Keep only the lines of the data below that contain "указанному", and copy them.

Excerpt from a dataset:
§ §
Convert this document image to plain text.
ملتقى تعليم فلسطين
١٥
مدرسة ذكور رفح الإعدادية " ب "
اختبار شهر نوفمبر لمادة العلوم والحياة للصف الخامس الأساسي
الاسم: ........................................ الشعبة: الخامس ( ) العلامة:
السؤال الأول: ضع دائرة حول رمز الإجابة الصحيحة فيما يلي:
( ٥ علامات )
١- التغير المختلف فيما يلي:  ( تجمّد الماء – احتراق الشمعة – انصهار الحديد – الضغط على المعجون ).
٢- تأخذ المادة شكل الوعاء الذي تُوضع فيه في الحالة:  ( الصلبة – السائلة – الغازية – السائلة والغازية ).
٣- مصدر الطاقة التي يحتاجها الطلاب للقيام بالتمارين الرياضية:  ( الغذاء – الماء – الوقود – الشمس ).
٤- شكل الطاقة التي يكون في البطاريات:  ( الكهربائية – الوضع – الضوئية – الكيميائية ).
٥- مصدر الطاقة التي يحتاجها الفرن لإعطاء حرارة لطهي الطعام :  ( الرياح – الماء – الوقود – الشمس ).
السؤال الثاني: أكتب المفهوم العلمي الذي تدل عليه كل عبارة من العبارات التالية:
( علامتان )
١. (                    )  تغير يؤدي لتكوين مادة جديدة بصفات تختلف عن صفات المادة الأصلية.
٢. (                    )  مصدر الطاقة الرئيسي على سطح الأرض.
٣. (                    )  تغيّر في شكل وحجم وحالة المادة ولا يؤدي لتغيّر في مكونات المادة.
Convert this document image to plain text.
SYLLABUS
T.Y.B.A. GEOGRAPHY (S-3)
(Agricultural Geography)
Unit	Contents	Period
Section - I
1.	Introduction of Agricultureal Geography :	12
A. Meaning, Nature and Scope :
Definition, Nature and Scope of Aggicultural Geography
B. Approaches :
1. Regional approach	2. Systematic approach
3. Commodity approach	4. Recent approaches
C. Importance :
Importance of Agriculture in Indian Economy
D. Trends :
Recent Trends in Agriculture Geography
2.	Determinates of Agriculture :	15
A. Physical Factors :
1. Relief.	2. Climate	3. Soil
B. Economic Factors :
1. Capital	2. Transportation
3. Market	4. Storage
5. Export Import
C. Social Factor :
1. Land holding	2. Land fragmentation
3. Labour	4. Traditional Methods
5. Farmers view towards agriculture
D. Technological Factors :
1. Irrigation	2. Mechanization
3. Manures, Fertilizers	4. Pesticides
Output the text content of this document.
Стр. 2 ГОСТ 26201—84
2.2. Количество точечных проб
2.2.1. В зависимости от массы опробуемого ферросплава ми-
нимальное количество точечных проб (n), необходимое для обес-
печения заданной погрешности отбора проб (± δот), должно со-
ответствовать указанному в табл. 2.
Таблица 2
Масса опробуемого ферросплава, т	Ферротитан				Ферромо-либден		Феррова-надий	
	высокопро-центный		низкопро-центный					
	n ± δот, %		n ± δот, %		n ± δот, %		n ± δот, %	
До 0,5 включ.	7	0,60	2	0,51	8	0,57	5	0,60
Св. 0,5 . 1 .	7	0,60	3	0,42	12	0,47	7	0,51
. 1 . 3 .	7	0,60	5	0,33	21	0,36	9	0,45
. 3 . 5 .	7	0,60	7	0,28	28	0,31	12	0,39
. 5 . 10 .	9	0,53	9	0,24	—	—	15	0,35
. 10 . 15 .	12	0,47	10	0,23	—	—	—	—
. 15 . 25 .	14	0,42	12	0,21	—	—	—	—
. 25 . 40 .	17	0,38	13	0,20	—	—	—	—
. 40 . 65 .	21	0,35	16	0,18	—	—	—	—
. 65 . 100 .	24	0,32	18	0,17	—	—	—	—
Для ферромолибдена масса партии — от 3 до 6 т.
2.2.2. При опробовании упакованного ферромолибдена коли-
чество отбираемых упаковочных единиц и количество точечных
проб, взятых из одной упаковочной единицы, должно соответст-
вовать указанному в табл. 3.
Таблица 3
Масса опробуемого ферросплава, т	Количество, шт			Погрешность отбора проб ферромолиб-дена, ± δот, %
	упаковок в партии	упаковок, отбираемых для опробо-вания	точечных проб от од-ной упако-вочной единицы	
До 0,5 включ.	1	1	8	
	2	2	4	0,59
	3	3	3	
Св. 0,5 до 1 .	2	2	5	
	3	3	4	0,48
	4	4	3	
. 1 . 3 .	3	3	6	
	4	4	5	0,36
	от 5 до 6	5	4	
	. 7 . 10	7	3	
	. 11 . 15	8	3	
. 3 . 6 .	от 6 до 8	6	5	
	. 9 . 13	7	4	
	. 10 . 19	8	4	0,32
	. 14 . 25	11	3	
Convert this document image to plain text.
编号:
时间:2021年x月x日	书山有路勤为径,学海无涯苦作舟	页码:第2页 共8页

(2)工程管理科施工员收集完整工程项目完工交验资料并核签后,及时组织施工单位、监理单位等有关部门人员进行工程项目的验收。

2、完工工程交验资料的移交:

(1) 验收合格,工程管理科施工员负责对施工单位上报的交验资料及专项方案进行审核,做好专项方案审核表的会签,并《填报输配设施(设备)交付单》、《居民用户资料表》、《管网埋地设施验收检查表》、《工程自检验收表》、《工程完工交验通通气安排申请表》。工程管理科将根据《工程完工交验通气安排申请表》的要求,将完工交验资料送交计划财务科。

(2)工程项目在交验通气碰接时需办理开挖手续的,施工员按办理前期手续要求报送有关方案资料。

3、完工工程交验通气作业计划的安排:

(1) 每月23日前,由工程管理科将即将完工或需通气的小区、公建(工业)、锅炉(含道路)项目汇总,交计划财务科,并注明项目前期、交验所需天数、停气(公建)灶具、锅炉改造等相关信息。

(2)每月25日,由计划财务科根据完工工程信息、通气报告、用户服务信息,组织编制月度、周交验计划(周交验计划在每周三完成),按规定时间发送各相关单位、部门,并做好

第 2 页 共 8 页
§ §
Solution for this exercise:
ответствовать указанному в табл. 2.
вовать указанному в табл. 3.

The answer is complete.